Aim.
Return all of the data exactly as given.

Supplied material.
----------------------------------------

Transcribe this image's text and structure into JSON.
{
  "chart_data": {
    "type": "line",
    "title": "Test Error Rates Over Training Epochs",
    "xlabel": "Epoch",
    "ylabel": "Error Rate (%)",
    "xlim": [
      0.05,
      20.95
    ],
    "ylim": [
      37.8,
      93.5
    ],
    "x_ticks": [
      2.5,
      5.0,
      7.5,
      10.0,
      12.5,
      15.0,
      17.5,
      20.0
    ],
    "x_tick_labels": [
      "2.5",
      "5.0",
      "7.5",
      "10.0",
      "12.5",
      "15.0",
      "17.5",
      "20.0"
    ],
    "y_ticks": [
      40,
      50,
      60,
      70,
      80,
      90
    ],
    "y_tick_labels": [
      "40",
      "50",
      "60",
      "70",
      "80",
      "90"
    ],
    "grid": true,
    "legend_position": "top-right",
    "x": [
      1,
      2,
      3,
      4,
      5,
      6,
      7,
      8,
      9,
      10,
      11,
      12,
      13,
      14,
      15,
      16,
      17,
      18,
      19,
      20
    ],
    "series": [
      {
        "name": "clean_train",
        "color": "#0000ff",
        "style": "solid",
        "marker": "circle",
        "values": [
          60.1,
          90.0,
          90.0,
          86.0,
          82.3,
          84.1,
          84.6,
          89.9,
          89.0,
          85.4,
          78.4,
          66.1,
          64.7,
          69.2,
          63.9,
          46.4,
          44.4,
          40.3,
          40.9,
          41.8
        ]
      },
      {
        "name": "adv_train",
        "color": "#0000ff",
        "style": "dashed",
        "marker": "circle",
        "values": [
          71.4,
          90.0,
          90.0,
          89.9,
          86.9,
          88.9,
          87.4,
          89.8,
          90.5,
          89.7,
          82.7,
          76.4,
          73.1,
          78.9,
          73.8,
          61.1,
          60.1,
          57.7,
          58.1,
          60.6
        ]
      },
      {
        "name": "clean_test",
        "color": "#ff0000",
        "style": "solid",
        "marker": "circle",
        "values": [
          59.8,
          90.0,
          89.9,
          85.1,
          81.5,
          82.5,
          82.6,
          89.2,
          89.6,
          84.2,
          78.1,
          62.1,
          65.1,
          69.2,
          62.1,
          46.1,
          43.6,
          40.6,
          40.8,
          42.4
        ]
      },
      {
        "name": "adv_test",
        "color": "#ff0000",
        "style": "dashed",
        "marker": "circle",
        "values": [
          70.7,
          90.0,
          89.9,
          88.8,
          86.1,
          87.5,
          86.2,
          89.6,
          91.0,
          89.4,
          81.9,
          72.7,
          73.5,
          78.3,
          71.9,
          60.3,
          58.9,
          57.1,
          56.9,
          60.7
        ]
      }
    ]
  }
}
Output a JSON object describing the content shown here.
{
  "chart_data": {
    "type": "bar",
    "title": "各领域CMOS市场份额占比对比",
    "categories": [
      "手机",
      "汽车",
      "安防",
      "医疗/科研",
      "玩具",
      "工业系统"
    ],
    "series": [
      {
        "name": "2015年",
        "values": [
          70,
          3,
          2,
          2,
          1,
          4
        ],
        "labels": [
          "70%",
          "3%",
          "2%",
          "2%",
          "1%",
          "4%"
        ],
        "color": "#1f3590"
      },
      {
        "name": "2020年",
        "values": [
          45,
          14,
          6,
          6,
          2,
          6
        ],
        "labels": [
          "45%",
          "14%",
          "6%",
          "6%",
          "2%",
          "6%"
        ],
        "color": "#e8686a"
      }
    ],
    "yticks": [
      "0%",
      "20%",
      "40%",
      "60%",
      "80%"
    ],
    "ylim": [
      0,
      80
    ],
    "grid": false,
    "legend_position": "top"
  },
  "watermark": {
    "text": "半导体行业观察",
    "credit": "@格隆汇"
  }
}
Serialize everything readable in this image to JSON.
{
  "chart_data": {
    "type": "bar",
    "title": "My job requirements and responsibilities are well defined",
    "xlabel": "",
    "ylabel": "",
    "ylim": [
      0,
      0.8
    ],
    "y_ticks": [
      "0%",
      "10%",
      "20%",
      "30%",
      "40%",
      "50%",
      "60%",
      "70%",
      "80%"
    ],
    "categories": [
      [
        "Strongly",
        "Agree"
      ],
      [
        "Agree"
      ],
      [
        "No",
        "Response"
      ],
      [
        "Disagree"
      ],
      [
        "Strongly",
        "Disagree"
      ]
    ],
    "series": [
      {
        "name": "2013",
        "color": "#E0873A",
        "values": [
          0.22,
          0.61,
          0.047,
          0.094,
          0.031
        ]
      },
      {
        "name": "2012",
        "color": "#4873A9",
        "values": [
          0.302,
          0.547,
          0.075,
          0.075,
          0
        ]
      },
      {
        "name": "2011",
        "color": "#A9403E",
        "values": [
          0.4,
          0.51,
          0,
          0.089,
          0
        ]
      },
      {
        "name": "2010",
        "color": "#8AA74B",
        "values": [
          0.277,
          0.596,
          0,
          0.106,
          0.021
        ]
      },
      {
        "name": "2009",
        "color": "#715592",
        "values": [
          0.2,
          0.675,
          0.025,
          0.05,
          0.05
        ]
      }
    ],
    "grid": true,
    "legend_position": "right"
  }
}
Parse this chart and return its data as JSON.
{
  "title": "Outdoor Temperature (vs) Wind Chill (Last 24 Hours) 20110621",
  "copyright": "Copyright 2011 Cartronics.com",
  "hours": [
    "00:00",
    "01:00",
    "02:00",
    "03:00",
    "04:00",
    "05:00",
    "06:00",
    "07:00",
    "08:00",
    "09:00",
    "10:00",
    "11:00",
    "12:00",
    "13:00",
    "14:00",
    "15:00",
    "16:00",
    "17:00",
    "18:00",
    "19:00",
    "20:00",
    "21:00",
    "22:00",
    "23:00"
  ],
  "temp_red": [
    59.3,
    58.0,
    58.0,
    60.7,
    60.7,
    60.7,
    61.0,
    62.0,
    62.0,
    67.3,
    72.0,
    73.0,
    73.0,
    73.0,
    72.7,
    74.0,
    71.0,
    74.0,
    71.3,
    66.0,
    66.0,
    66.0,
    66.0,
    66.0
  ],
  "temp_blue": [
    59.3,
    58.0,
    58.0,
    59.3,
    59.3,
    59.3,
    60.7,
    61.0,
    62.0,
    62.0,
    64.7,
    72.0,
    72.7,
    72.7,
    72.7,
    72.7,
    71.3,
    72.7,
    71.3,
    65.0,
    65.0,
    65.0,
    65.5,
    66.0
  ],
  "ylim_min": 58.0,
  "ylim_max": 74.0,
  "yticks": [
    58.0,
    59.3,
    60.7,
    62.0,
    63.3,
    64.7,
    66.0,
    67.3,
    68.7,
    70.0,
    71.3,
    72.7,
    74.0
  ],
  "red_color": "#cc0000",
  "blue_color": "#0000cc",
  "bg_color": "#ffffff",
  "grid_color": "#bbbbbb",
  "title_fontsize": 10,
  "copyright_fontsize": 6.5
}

----------------------------------------

Response to this task.
Transcribe this image's text and structure into JSON.
{
  "chart_data": {
    "type": "line",
    "title": "Test Error Rates Over Training Epochs",
    "xlabel": "Epoch",
    "ylabel": "Error Rate (%)",
    "xlim": [
      0.05,
      20.95
    ],
    "ylim": [
      37.8,
      93.5
    ],
    "x_ticks": [
      2.5,
      5.0,
      7.5,
      10.0,
      12.5,
      15.0,
      17.5,
      20.0
    ],
    "x_tick_labels": [
      "2.5",
      "5.0",
      "7.5",
      "10.0",
      "12.5",
      "15.0",
      "17.5",
      "20.0"
    ],
    "y_ticks": [
      40,
      50,
      60,
      70,
      80,
      90
    ],
    "y_tick_labels": [
      "40",
      "50",
      "60",
      "70",
      "80",
      "90"
    ],
    "grid": true,
    "legend_position": "top-right",
    "x": [
      1,
      2,
      3,
      4,
      5,
      6,
      7,
      8,
      9,
      10,
      11,
      12,
      13,
      14,
      15,
      16,
      17,
      18,
      19,
      20
    ],
    "series": [
      {
        "name": "clean_train",
        "color": "#0000ff",
        "style": "solid",
        "marker": "circle",
        "values": [
          60.1,
          90.0,
          90.0,
          86.0,
          82.3,
          84.1,
          84.6,
          89.9,
          89.0,
          85.4,
          78.4,
          66.1,
          64.7,
          69.2,
          63.9,
          46.4,
          44.4,
          40.3,
          40.9,
          41.8
        ]
      },
      {
        "name": "adv_train",
        "color": "#0000ff",
        "style": "dashed",
        "marker": "circle",
        "values": [
          71.4,
          90.0,
          90.0,
          89.9,
          86.9,
          88.9,
          87.4,
          89.8,
          90.5,
          89.7,
          82.7,
          76.4,
          73.1,
          78.9,
          73.8,
          61.1,
          60.1,
          57.7,
          58.1,
          60.6
        ]
      },
      {
        "name": "clean_test",
        "color": "#ff0000",
        "style": "solid",
        "marker": "circle",
        "values": [
          59.8,
          90.0,
          89.9,
          85.1,
          81.5,
          82.5,
          82.6,
          89.2,
          89.6,
          84.2,
          78.1,
          62.1,
          65.1,
          69.2,
          62.1,
          46.1,
          43.6,
          40.6,
          40.8,
          42.4
        ]
      },
      {
        "name": "adv_test",
        "color": "#ff0000",
        "style": "dashed",
        "marker": "circle",
        "values": [
          70.7,
          90.0,
          89.9,
          88.8,
          86.1,
          87.5,
          86.2,
          89.6,
          91.0,
          89.4,
          81.9,
          72.7,
          73.5,
          78.3,
          71.9,
          60.3,
          58.9,
          57.1,
          56.9,
          60.7
        ]
      }
    ]
  }
}
Output a JSON object describing the content shown here.
{
  "chart_data": {
    "type": "bar",
    "title": "各领域CMOS市场份额占比对比",
    "categories": [
      "手机",
      "汽车",
      "安防",
      "医疗/科研",
      "玩具",
      "工业系统"
    ],
    "series": [
      {
        "name": "2015年",
        "values": [
          70,
          3,
          2,
          2,
          1,
          4
        ],
        "labels": [
          "70%",
          "3%",
          "2%",
          "2%",
          "1%",
          "4%"
        ],
        "color": "#1f3590"
      },
      {
        "name": "2020年",
        "values": [
          45,
          14,
          6,
          6,
          2,
          6
        ],
        "labels": [
          "45%",
          "14%",
          "6%",
          "6%",
          "2%",
          "6%"
        ],
        "color": "#e8686a"
      }
    ],
    "yticks": [
      "0%",
      "20%",
      "40%",
      "60%",
      "80%"
    ],
    "ylim": [
      0,
      80
    ],
    "grid": false,
    "legend_position": "top"
  },
  "watermark": {
    "text": "半导体行业观察",
    "credit": "@格隆汇"
  }
}
Serialize everything readable in this image to JSON.
{
  "chart_data": {
    "type": "bar",
    "title": "My job requirements and responsibilities are well defined",
    "xlabel": "",
    "ylabel": "",
    "ylim": [
      0,
      0.8
    ],
    "y_ticks": [
      "0%",
      "10%",
      "20%",
      "30%",
      "40%",
      "50%",
      "60%",
      "70%",
      "80%"
    ],
    "categories": [
      [
        "Strongly",
        "Agree"
      ],
      [
        "Agree"
      ],
      [
        "No",
        "Response"
      ],
      [
        "Disagree"
      ],
      [
        "Strongly",
        "Disagree"
      ]
    ],
    "series": [
      {
        "name": "2013",
        "color": "#E0873A",
        "values": [
          0.22,
          0.61,
          0.047,
          0.094,
          0.031
        ]
      },
      {
        "name": "2012",
        "color": "#4873A9",
        "values": [
          0.302,
          0.547,
          0.075,
          0.075,
          0
        ]
      },
      {
        "name": "2011",
        "color": "#A9403E",
        "values": [
          0.4,
          0.51,
          0,
          0.089,
          0
        ]
      },
      {
        "name": "2010",
        "color": "#8AA74B",
        "values": [
          0.277,
          0.596,
          0,
          0.106,
          0.021
        ]
      },
      {
        "name": "2009",
        "color": "#715592",
        "values": [
          0.2,
          0.675,
          0.025,
          0.05,
          0.05
        ]
      }
    ],
    "grid": true,
    "legend_position": "right"
  }
}
Parse this chart and return its data as JSON.
{
  "title": "Outdoor Temperature (vs) Wind Chill (Last 24 Hours) 20110621",
  "copyright": "Copyright 2011 Cartronics.com",
  "hours": [
    "00:00",
    "01:00",
    "02:00",
    "03:00",
    "04:00",
    "05:00",
    "06:00",
    "07:00",
    "08:00",
    "09:00",
    "10:00",
    "11:00",
    "12:00",
    "13:00",
    "14:00",
    "15:00",
    "16:00",
    "17:00",
    "18:00",
    "19:00",
    "20:00",
    "21:00",
    "22:00",
    "23:00"
  ],
  "temp_red": [
    59.3,
    58.0,
    58.0,
    60.7,
    60.7,
    60.7,
    61.0,
    62.0,
    62.0,
    67.3,
    72.0,
    73.0,
    73.0,
    73.0,
    72.7,
    74.0,
    71.0,
    74.0,
    71.3,
    66.0,
    66.0,
    66.0,
    66.0,
    66.0
  ],
  "temp_blue": [
    59.3,
    58.0,
    58.0,
    59.3,
    59.3,
    59.3,
    60.7,
    61.0,
    62.0,
    62.0,
    64.7,
    72.0,
    72.7,
    72.7,
    72.7,
    72.7,
    71.3,
    72.7,
    71.3,
    65.0,
    65.0,
    65.0,
    65.5,
    66.0
  ],
  "ylim_min": 58.0,
  "ylim_max": 74.0,
  "yticks": [
    58.0,
    59.3,
    60.7,
    62.0,
    63.3,
    64.7,
    66.0,
    67.3,
    68.7,
    70.0,
    71.3,
    72.7,
    74.0
  ],
  "red_color": "#cc0000",
  "blue_color": "#0000cc",
  "bg_color": "#ffffff",
  "grid_color": "#bbbbbb",
  "title_fontsize": 10,
  "copyright_fontsize": 6.5
}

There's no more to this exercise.